--- What you are asked to do ---
Reproduce all entries verbatim, with nothing added or dropped.

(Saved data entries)
--- Begin ---
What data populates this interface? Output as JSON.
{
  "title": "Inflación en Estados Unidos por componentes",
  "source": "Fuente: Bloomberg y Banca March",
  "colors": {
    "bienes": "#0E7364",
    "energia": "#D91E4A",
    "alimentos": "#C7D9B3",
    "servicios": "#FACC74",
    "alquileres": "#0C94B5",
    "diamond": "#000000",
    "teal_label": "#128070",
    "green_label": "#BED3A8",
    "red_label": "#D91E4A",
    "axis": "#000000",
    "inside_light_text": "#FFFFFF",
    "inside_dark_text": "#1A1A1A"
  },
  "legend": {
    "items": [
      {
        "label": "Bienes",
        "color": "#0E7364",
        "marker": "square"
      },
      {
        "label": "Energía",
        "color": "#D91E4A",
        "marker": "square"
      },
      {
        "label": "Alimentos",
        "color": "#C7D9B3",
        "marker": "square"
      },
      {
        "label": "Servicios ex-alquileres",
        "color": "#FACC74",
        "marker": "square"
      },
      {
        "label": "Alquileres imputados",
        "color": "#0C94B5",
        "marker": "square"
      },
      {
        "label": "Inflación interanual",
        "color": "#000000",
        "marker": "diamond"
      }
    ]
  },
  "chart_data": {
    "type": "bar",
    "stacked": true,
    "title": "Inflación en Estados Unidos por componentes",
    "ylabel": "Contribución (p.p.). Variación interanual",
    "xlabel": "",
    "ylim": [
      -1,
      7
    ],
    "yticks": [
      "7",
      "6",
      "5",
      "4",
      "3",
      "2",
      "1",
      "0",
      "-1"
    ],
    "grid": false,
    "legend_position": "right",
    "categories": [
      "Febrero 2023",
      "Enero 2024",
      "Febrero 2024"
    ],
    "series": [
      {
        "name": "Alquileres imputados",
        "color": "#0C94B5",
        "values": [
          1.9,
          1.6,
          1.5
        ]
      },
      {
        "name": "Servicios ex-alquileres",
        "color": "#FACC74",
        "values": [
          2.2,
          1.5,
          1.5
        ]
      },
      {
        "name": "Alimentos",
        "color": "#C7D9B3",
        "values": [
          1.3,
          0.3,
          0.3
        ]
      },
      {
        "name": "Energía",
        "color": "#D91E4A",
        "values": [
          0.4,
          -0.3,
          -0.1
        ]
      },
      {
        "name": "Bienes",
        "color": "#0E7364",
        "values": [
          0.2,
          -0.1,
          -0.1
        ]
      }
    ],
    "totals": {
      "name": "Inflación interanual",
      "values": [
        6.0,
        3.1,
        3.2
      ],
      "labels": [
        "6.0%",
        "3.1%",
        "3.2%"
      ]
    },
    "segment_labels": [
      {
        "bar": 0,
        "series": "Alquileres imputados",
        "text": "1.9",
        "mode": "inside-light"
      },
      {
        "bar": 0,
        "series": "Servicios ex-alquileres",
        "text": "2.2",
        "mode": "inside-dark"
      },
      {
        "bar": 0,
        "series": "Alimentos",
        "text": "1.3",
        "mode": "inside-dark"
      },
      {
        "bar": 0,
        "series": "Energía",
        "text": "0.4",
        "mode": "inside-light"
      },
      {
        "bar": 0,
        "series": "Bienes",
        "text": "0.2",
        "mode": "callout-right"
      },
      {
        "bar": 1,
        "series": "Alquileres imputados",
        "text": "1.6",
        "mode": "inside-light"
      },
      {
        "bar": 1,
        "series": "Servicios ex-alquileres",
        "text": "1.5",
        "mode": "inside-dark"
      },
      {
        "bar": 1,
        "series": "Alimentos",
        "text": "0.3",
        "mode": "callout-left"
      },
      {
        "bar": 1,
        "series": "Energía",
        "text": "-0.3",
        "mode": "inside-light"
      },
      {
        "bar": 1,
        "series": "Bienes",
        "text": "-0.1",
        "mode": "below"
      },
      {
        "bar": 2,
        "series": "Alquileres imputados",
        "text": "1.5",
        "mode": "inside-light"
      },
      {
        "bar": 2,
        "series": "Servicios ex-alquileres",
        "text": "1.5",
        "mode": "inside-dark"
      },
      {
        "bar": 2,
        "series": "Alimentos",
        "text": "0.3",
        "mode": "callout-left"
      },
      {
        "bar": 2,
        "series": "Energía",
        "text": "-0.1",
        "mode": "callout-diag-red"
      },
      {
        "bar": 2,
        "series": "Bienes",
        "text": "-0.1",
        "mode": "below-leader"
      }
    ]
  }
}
--- End ---
--- Result below ---
What data populates this interface? Output as JSON.
{
  "title": "Inflación en Estados Unidos por componentes",
  "source": "Fuente: Bloomberg y Banca March",
  "colors": {
    "bienes": "#0E7364",
    "energia": "#D91E4A",
    "alimentos": "#C7D9B3",
    "servicios": "#FACC74",
    "alquileres": "#0C94B5",
    "diamond": "#000000",
    "teal_label": "#128070",
    "green_label": "#BED3A8",
    "red_label": "#D91E4A",
    "axis": "#000000",
    "inside_light_text": "#FFFFFF",
    "inside_dark_text": "#1A1A1A"
  },
  "legend": {
    "items": [
      {
        "label": "Bienes",
        "color": "#0E7364",
        "marker": "square"
      },
      {
        "label": "Energía",
        "color": "#D91E4A",
        "marker": "square"
      },
      {
        "label": "Alimentos",
        "color": "#C7D9B3",
        "marker": "square"
      },
      {
        "label": "Servicios ex-alquileres",
        "color": "#FACC74",
        "marker": "square"
      },
      {
        "label": "Alquileres imputados",
        "color": "#0C94B5",
        "marker": "square"
      },
      {
        "label": "Inflación interanual",
        "color": "#000000",
        "marker": "diamond"
      }
    ]
  },
  "chart_data": {
    "type": "bar",
    "stacked": true,
    "title": "Inflación en Estados Unidos por componentes",
    "ylabel": "Contribución (p.p.). Variación interanual",
    "xlabel": "",
    "ylim": [
      -1,
      7
    ],
    "yticks": [
      "7",
      "6",
      "5",
      "4",
      "3",
      "2",
      "1",
      "0",
      "-1"
    ],
    "grid": false,
    "legend_position": "right",
    "categories": [
      "Febrero 2023",
      "Enero 2024",
      "Febrero 2024"
    ],
    "series": [
      {
        "name": "Alquileres imputados",
        "color": "#0C94B5",
        "values": [
          1.9,
          1.6,
          1.5
        ]
      },
      {
        "name": "Servicios ex-alquileres",
        "color": "#FACC74",
        "values": [
          2.2,
          1.5,
          1.5
        ]
      },
      {
        "name": "Alimentos",
        "color": "#C7D9B3",
        "values": [
          1.3,
          0.3,
          0.3
        ]
      },
      {
        "name": "Energía",
        "color": "#D91E4A",
        "values": [
          0.4,
          -0.3,
          -0.1
        ]
      },
      {
        "name": "Bienes",
        "color": "#0E7364",
        "values": [
          0.2,
          -0.1,
          -0.1
        ]
      }
    ],
    "totals": {
      "name": "Inflación interanual",
      "values": [
        6.0,
        3.1,
        3.2
      ],
      "labels": [
        "6.0%",
        "3.1%",
        "3.2%"
      ]
    },
    "segment_labels": [
      {
        "bar": 0,
        "series": "Alquileres imputados",
        "text": "1.9",
        "mode": "inside-light"
      },
      {
        "bar": 0,
        "series": "Servicios ex-alquileres",
        "text": "2.2",
        "mode": "inside-dark"
      },
      {
        "bar": 0,
        "series": "Alimentos",
        "text": "1.3",
        "mode": "inside-dark"
      },
      {
        "bar": 0,
        "series": "Energía",
        "text": "0.4",
        "mode": "inside-light"
      },
      {
        "bar": 0,
        "series": "Bienes",
        "text": "0.2",
        "mode": "callout-right"
      },
      {
        "bar": 1,
        "series": "Alquileres imputados",
        "text": "1.6",
        "mode": "inside-light"
      },
      {
        "bar": 1,
        "series": "Servicios ex-alquileres",
        "text": "1.5",
        "mode": "inside-dark"
      },
      {
        "bar": 1,
        "series": "Alimentos",
        "text": "0.3",
        "mode": "callout-left"
      },
      {
        "bar": 1,
        "series": "Energía",
        "text": "-0.3",
        "mode": "inside-light"
      },
      {
        "bar": 1,
        "series": "Bienes",
        "text": "-0.1",
        "mode": "below"
      },
      {
        "bar": 2,
        "series": "Alquileres imputados",
        "text": "1.5",
        "mode": "inside-light"
      },
      {
        "bar": 2,
        "series": "Servicios ex-alquileres",
        "text": "1.5",
        "mode": "inside-dark"
      },
      {
        "bar": 2,
        "series": "Alimentos",
        "text": "0.3",
        "mode": "callout-left"
      },
      {
        "bar": 2,
        "series": "Energía",
        "text": "-0.1",
        "mode": "callout-diag-red"
      },
      {
        "bar": 2,
        "series": "Bienes",
        "text": "-0.1",
        "mode": "below-leader"
      }
    ]
  }
}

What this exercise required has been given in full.